— BEGIN RECORDS FOR THIS TASK —
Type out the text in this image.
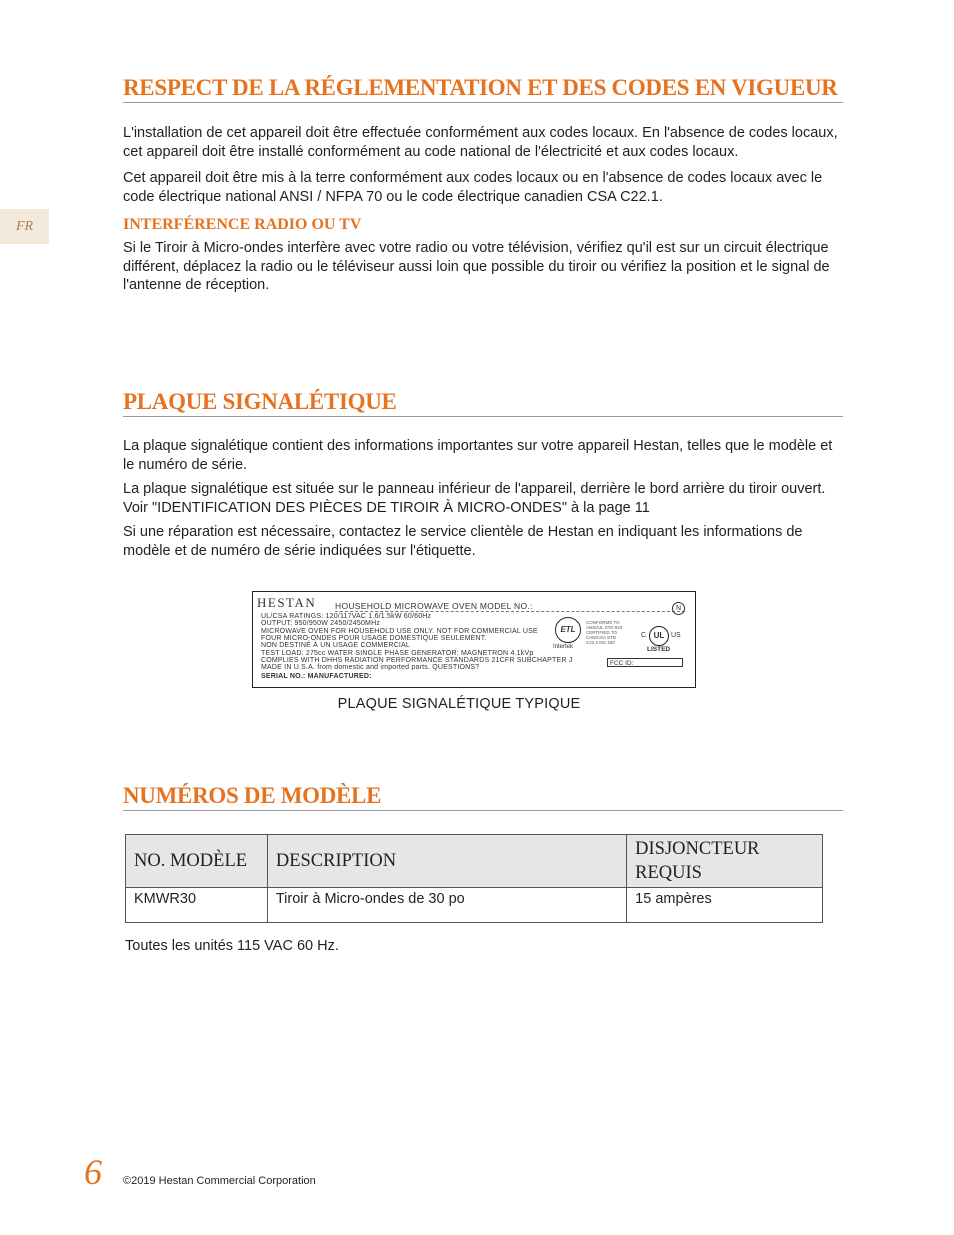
FR
RESPECT DE LA RÉGLEMENTATION ET DES CODES EN VIGUEUR

L'installation de cet appareil doit être effectuée conformément aux codes locaux. En l'absence de codes locaux, cet appareil doit être installé conformément au code national de l'électricité et aux codes locaux.

Cet appareil doit être mis à la terre conformément aux codes locaux ou en l'absence de codes locaux avec le code électrique national ANSI / NFPA 70 ou le code électrique canadien CSA C22.1.

INTERFÉRENCE RADIO OU TV

Si le Tiroir à Micro-ondes interfère avec votre radio ou votre télévision, vérifiez qu'il est sur un circuit électrique différent, déplacez la radio ou le téléviseur aussi loin que possible du tiroir ou vérifiez la position et le signal de l'antenne de réception.

PLAQUE SIGNALÉTIQUE

La plaque signalétique contient des informations importantes sur votre appareil Hestan, telles que le modèle et le numéro de série.

La plaque signalétique est située sur le panneau inférieur de l'appareil, derrière le bord arrière du tiroir ouvert. Voir "IDENTIFICATION DES PIÈCES DE TIROIR À MICRO-ONDES" à la page 11

Si une réparation est nécessaire, contactez le service clientèle de Hestan en indiquant les informations de modèle et de numéro de série indiquées sur l'étiquette.

HESTAN HOUSEHOLD MICROWAVE OVEN MODEL NO.:	N
UL/CSA RATINGS: 120/117VAC 1.6/1.5kW 60/60Hz
OUTPUT: 950/950W 2450/2450MHz
MICROWAVE OVEN FOR HOUSEHOLD USE ONLY. NOT FOR COMMERCIAL USE
FOUR MICRO-ONDES POUR USAGE DOMESTIQUE SEULEMENT.
NON DESTINÉ À UN USAGE COMMERCIAL
TEST LOAD: 275cc WATER SINGLE PHASE GENERATOR: MAGNETRON 4.1kVp
COMPLIES WITH DHHS RADIATION PERFORMANCE STANDARDS 21CFR SUBCHAPTER J
MADE IN U.S.A. from domestic and imported parts. QUESTIONS?
SERIAL NO.: MANUFACTURED:
ETL
Intertek
CONFORMS TO ANSI/UL STD 923 CERTIFIED TO CAN/CSA STD C22.2 NO.150
C UL US
LISTED
FCC ID:
PLAQUE SIGNALÉTIQUE TYPIQUE
NUMÉROS DE MODÈLE
NO. MODÈLE	DESCRIPTION	DISJONCTEUR REQUIS
KMWR30	Tiroir à Micro-ondes de 30 po	15 ampères
Toutes les unités 115 VAC 60 Hz.
6 ©2019 Hestan Commercial Corporation
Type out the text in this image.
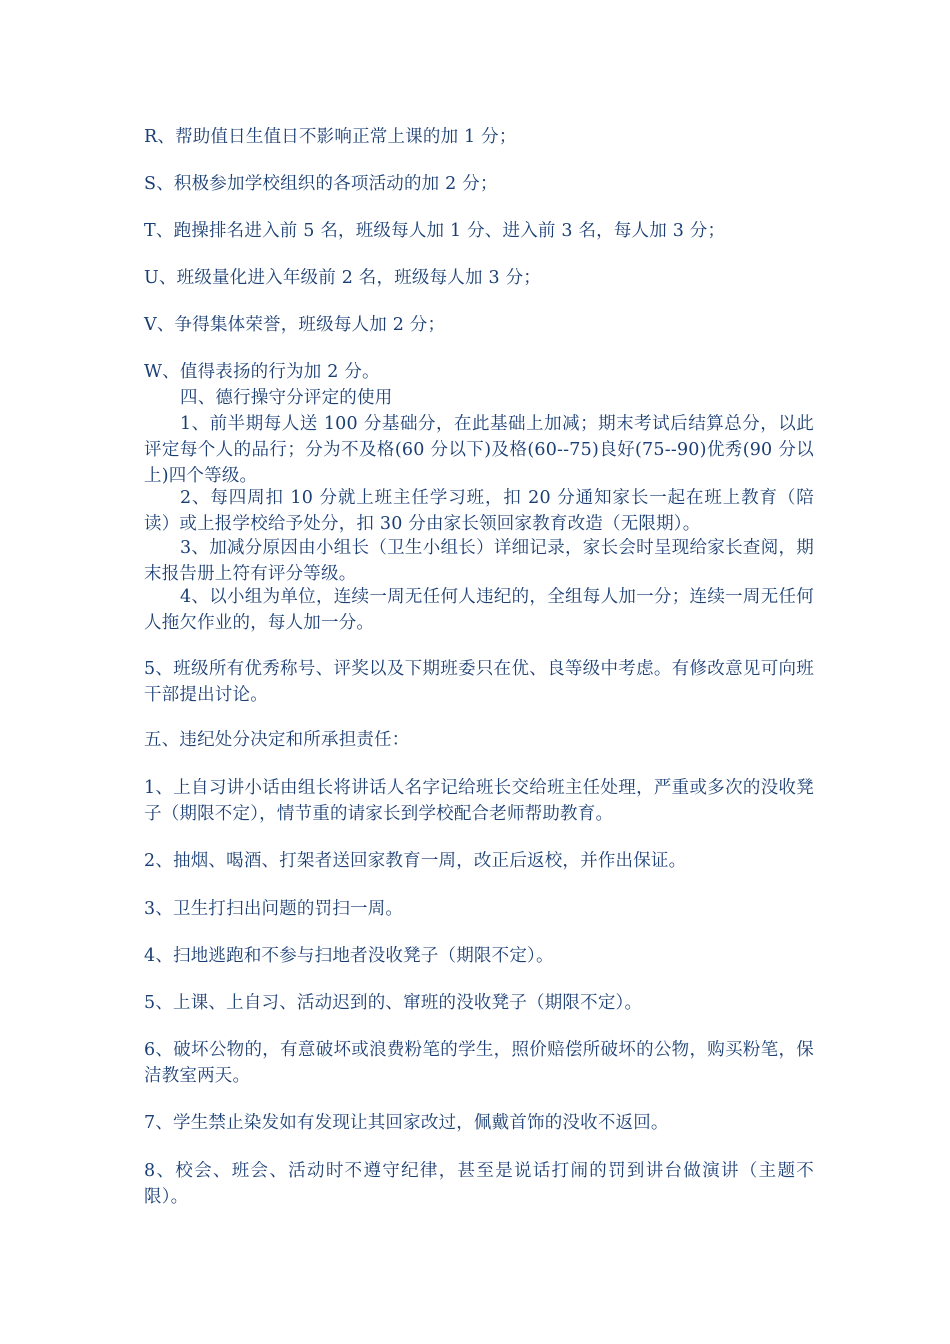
R、帮助值日生值日不影响正常上课的加 1 分；
S、积极参加学校组织的各项活动的加 2 分；
T、跑操排名进入前 5 名，班级每人加 1 分、进入前 3 名，每人加 3 分；
U、班级量化进入年级前 2 名，班级每人加 3 分；
V、争得集体荣誉，班级每人加 2 分；
W、值得表扬的行为加 2 分。
四、德行操守分评定的使用
1、前半期每人送 100 分基础分，在此基础上加减；期末考试后结算总分，以此评定每个人的品行；分为不及格(60 分以下)及格(60--75)良好(75--90)优秀(90 分以上)四个等级。
2、每四周扣 10 分就上班主任学习班，扣 20 分通知家长一起在班上教育（陪读）或上报学校给予处分，扣 30 分由家长领回家教育改造（无限期）。
3、加减分原因由小组长（卫生小组长）详细记录，家长会时呈现给家长查阅，期末报告册上符有评分等级。
4、以小组为单位，连续一周无任何人违纪的，全组每人加一分；连续一周无任何人拖欠作业的，每人加一分。
5、班级所有优秀称号、评奖以及下期班委只在优、良等级中考虑。有修改意见可向班干部提出讨论。
五、违纪处分决定和所承担责任：
1、上自习讲小话由组长将讲话人名字记给班长交给班主任处理，严重或多次的没收凳子（期限不定），情节重的请家长到学校配合老师帮助教育。
2、抽烟、喝酒、打架者送回家教育一周，改正后返校，并作出保证。
3、卫生打扫出问题的罚扫一周。
4、扫地逃跑和不参与扫地者没收凳子（期限不定）。
5、上课、上自习、活动迟到的、窜班的没收凳子（期限不定）。
6、破坏公物的，有意破坏或浪费粉笔的学生，照价赔偿所破坏的公物，购买粉笔，保洁教室两天。
7、学生禁止染发如有发现让其回家改过，佩戴首饰的没收不返回。
8、校会、班会、活动时不遵守纪律，甚至是说话打闹的罚到讲台做演讲（主题不限）。
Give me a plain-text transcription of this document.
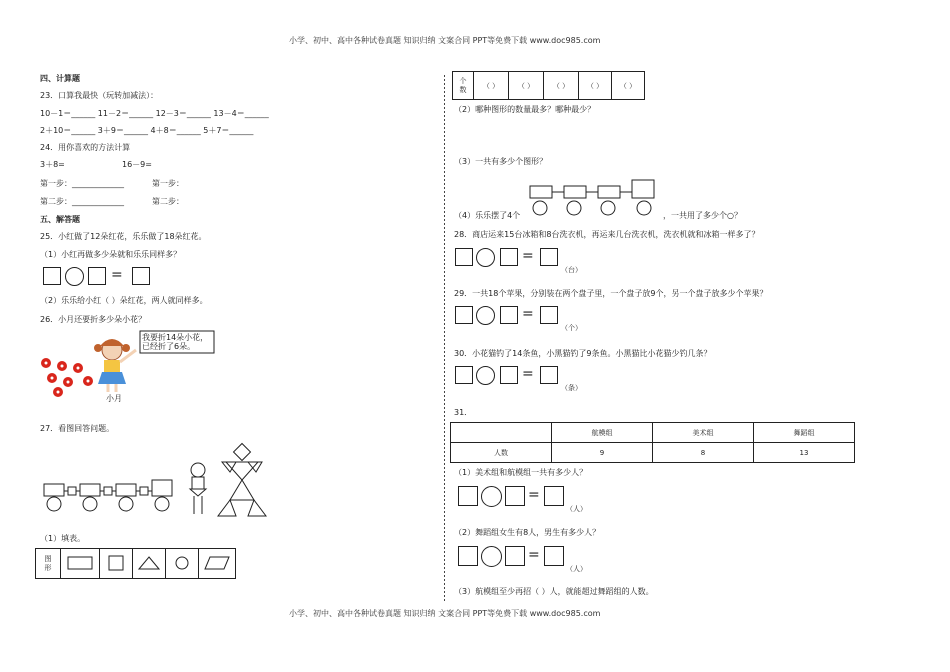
小学、初中、高中各种试卷真题 知识归纳 文案合同 PPT等免费下载 www.doc985.com
小学、初中、高中各种试卷真题 知识归纳 文案合同 PPT等免费下载 www.doc985.com
四、计算题
23．口算我最快（玩转加减法）：
10－1＝______ 11－2＝______ 12－3＝______ 13－4＝______
2＋10＝______ 3＋9＝______ 4＋8＝______ 5＋7＝______
24．用你喜欢的方法计算
3＋8=	16－9=
第一步：_____________	第一步：
第二步：_____________	第二步：
五、解答题
25．小红做了12朵红花，乐乐做了18朵红花。
（1）小红再做多少朵就和乐乐同样多？
=
（2）乐乐给小红（ ）朵红花，两人就同样多。
26．小月还要折多少朵小花？
我要折14朵小花，已经折了6朵。
小月
27．看图回答问题。
（1）填表。
图形					
个数	（ ）	（ ）	（ ）	（ ）	（ ）
（2）哪种图形的数量最多？哪种最少？
（3）一共有多少个图形？
（4）乐乐摆了4个	，一共用了多少个○？
28．商店运来15台冰箱和8台洗衣机，再运来几台洗衣机，洗衣机就和冰箱一样多了？
=
（台）
29．一共18个苹果，分别装在两个盘子里，一个盘子放9个，另一个盘子放多少个苹果？
=
（个）
30．小花猫钓了14条鱼，小黑猫钓了9条鱼。小黑猫比小花猫少钓几条？
=
（条）
31．
	航模组	美术组	舞蹈组
人数	9	8	13
（1）美术组和航模组一共有多少人？
=
（人）
（2）舞蹈组女生有8人，男生有多少人？
=
（人）
（3）航模组至少再招（ ）人，就能超过舞蹈组的人数。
— END RECORDS FOR THIS TASK —
TASK DETAILS
Write out all the entries again, word for word, and print no images.

EXPECTED ANSWER
Type out the text in this image.
FR
RESPECT DE LA RÉGLEMENTATION ET DES CODES EN VIGUEUR

L'installation de cet appareil doit être effectuée conformément aux codes locaux. En l'absence de codes locaux, cet appareil doit être installé conformément au code national de l'électricité et aux codes locaux.

Cet appareil doit être mis à la terre conformément aux codes locaux ou en l'absence de codes locaux avec le code électrique national ANSI / NFPA 70 ou le code électrique canadien CSA C22.1.

INTERFÉRENCE RADIO OU TV

Si le Tiroir à Micro-ondes interfère avec votre radio ou votre télévision, vérifiez qu'il est sur un circuit électrique différent, déplacez la radio ou le téléviseur aussi loin que possible du tiroir ou vérifiez la position et le signal de l'antenne de réception.

PLAQUE SIGNALÉTIQUE

La plaque signalétique contient des informations importantes sur votre appareil Hestan, telles que le modèle et le numéro de série.

La plaque signalétique est située sur le panneau inférieur de l'appareil, derrière le bord arrière du tiroir ouvert. Voir "IDENTIFICATION DES PIÈCES DE TIROIR À MICRO-ONDES" à la page 11

Si une réparation est nécessaire, contactez le service clientèle de Hestan en indiquant les informations de modèle et de numéro de série indiquées sur l'étiquette.

HESTAN HOUSEHOLD MICROWAVE OVEN MODEL NO.:	N
UL/CSA RATINGS: 120/117VAC 1.6/1.5kW 60/60Hz
OUTPUT: 950/950W 2450/2450MHz
MICROWAVE OVEN FOR HOUSEHOLD USE ONLY. NOT FOR COMMERCIAL USE
FOUR MICRO-ONDES POUR USAGE DOMESTIQUE SEULEMENT.
NON DESTINÉ À UN USAGE COMMERCIAL
TEST LOAD: 275cc WATER SINGLE PHASE GENERATOR: MAGNETRON 4.1kVp
COMPLIES WITH DHHS RADIATION PERFORMANCE STANDARDS 21CFR SUBCHAPTER J
MADE IN U.S.A. from domestic and imported parts. QUESTIONS?
SERIAL NO.: MANUFACTURED:
ETL
Intertek
CONFORMS TO ANSI/UL STD 923 CERTIFIED TO CAN/CSA STD C22.2 NO.150
C UL US
LISTED
FCC ID:
PLAQUE SIGNALÉTIQUE TYPIQUE
NUMÉROS DE MODÈLE
NO. MODÈLE	DESCRIPTION	DISJONCTEUR REQUIS
KMWR30	Tiroir à Micro-ondes de 30 po	15 ampères
Toutes les unités 115 VAC 60 Hz.
6 ©2019 Hestan Commercial Corporation
Type out the text in this image.
R、帮助值日生值日不影响正常上课的加 1 分；
S、积极参加学校组织的各项活动的加 2 分；
T、跑操排名进入前 5 名，班级每人加 1 分、进入前 3 名，每人加 3 分；
U、班级量化进入年级前 2 名，班级每人加 3 分；
V、争得集体荣誉，班级每人加 2 分；
W、值得表扬的行为加 2 分。
四、德行操守分评定的使用
1、前半期每人送 100 分基础分，在此基础上加减；期末考试后结算总分，以此评定每个人的品行；分为不及格(60 分以下)及格(60--75)良好(75--90)优秀(90 分以上)四个等级。
2、每四周扣 10 分就上班主任学习班，扣 20 分通知家长一起在班上教育（陪读）或上报学校给予处分，扣 30 分由家长领回家教育改造（无限期）。
3、加减分原因由小组长（卫生小组长）详细记录，家长会时呈现给家长查阅，期末报告册上符有评分等级。
4、以小组为单位，连续一周无任何人违纪的，全组每人加一分；连续一周无任何人拖欠作业的，每人加一分。
5、班级所有优秀称号、评奖以及下期班委只在优、良等级中考虑。有修改意见可向班干部提出讨论。
五、违纪处分决定和所承担责任：
1、上自习讲小话由组长将讲话人名字记给班长交给班主任处理，严重或多次的没收凳子（期限不定），情节重的请家长到学校配合老师帮助教育。
2、抽烟、喝酒、打架者送回家教育一周，改正后返校，并作出保证。
3、卫生打扫出问题的罚扫一周。
4、扫地逃跑和不参与扫地者没收凳子（期限不定）。
5、上课、上自习、活动迟到的、窜班的没收凳子（期限不定）。
6、破坏公物的，有意破坏或浪费粉笔的学生，照价赔偿所破坏的公物，购买粉笔，保洁教室两天。
7、学生禁止染发如有发现让其回家改过，佩戴首饰的没收不返回。
8、校会、班会、活动时不遵守纪律，甚至是说话打闹的罚到讲台做演讲（主题不限）。
Give me a plain-text transcription of this document.
小学、初中、高中各种试卷真题 知识归纳 文案合同 PPT等免费下载 www.doc985.com
小学、初中、高中各种试卷真题 知识归纳 文案合同 PPT等免费下载 www.doc985.com
四、计算题
23．口算我最快（玩转加减法）：
10－1＝______ 11－2＝______ 12－3＝______ 13－4＝______
2＋10＝______ 3＋9＝______ 4＋8＝______ 5＋7＝______
24．用你喜欢的方法计算
3＋8=	16－9=
第一步：_____________	第一步：
第二步：_____________	第二步：
五、解答题
25．小红做了12朵红花，乐乐做了18朵红花。
（1）小红再做多少朵就和乐乐同样多？
=
（2）乐乐给小红（ ）朵红花，两人就同样多。
26．小月还要折多少朵小花？
我要折14朵小花，已经折了6朵。
小月
27．看图回答问题。
（1）填表。
图形					
个数	（ ）	（ ）	（ ）	（ ）	（ ）
（2）哪种图形的数量最多？哪种最少？
（3）一共有多少个图形？
（4）乐乐摆了4个	，一共用了多少个○？
28．商店运来15台冰箱和8台洗衣机，再运来几台洗衣机，洗衣机就和冰箱一样多了？
=
（台）
29．一共18个苹果，分别装在两个盘子里，一个盘子放9个，另一个盘子放多少个苹果？
=
（个）
30．小花猫钓了14条鱼，小黑猫钓了9条鱼。小黑猫比小花猫少钓几条？
=
（条）
31．
	航模组	美术组	舞蹈组
人数	9	8	13
（1）美术组和航模组一共有多少人？
=
（人）
（2）舞蹈组女生有8人，男生有多少人？
=
（人）
（3）航模组至少再招（ ）人，就能超过舞蹈组的人数。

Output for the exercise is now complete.